Written task: Pick out the lines in the listing below that contain the word "moyenne" and copy them.

Dataset items

────────────────

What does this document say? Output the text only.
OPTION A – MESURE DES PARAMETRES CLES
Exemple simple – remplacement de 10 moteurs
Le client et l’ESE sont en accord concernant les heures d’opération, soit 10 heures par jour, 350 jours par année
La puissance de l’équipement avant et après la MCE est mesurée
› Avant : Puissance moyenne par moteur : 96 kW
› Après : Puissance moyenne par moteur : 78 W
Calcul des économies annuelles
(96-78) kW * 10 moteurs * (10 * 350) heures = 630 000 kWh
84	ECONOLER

────────────────

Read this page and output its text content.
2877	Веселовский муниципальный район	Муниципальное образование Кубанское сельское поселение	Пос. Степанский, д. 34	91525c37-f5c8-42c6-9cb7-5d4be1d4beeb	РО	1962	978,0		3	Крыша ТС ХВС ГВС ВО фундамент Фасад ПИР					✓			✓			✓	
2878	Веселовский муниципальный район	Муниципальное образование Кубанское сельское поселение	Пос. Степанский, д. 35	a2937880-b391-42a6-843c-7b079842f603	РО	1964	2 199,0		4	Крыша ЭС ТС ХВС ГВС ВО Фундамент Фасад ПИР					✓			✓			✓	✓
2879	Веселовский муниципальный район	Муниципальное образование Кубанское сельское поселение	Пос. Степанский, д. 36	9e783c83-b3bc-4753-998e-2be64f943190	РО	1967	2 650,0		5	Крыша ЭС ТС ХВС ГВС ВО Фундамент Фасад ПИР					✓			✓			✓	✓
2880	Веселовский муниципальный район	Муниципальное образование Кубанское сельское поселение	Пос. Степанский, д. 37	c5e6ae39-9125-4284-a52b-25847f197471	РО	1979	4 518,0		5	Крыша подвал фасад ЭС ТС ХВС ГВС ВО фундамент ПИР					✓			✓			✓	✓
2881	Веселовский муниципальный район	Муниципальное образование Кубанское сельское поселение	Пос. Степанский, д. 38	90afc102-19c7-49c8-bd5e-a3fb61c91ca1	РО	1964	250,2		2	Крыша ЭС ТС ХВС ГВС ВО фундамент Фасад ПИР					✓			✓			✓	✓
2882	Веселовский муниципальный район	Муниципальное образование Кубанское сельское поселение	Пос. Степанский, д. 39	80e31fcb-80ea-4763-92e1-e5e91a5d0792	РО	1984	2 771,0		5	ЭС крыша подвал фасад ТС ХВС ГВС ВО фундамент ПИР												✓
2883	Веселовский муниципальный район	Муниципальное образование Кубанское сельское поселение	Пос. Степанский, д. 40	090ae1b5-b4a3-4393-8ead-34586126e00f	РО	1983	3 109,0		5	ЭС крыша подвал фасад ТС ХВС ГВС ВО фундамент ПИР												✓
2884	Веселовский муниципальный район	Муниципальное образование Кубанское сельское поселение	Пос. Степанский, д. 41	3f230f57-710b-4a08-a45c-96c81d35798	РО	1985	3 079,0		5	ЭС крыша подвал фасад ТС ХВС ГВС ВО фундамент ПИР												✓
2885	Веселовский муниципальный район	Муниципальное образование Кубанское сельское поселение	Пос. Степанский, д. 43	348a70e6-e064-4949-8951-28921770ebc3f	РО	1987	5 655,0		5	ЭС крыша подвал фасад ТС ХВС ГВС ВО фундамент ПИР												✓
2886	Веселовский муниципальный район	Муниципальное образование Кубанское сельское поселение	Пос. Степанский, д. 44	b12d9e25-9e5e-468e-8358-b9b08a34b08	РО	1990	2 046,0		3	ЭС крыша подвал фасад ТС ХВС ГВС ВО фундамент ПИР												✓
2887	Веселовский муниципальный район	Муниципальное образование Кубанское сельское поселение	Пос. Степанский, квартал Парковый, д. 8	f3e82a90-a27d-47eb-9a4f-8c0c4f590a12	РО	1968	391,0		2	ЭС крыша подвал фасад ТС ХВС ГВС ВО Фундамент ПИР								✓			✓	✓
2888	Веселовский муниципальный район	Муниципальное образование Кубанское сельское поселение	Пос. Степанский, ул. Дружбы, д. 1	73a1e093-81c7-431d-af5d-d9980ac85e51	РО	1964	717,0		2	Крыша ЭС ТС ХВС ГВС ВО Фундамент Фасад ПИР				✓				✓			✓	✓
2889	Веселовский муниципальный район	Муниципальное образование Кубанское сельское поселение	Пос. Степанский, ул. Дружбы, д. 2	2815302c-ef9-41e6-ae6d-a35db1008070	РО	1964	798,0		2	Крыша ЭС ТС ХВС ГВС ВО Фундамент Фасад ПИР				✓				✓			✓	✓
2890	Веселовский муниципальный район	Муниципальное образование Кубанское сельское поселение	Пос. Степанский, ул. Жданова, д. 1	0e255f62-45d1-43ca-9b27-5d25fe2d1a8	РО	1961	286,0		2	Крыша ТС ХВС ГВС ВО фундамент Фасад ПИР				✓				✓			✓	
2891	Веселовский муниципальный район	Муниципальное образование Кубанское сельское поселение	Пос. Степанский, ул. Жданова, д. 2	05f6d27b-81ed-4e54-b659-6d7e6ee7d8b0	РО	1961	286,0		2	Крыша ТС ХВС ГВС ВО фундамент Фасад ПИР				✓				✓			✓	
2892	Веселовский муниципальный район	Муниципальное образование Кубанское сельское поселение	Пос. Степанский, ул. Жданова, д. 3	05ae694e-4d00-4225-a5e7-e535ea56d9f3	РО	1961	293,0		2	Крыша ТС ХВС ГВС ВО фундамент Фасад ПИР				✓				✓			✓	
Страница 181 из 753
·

────────────────

Exercise answer:
› Avant : Puissance moyenne par moteur : 96 kW
› Après : Puissance moyenne par moteur : 78 W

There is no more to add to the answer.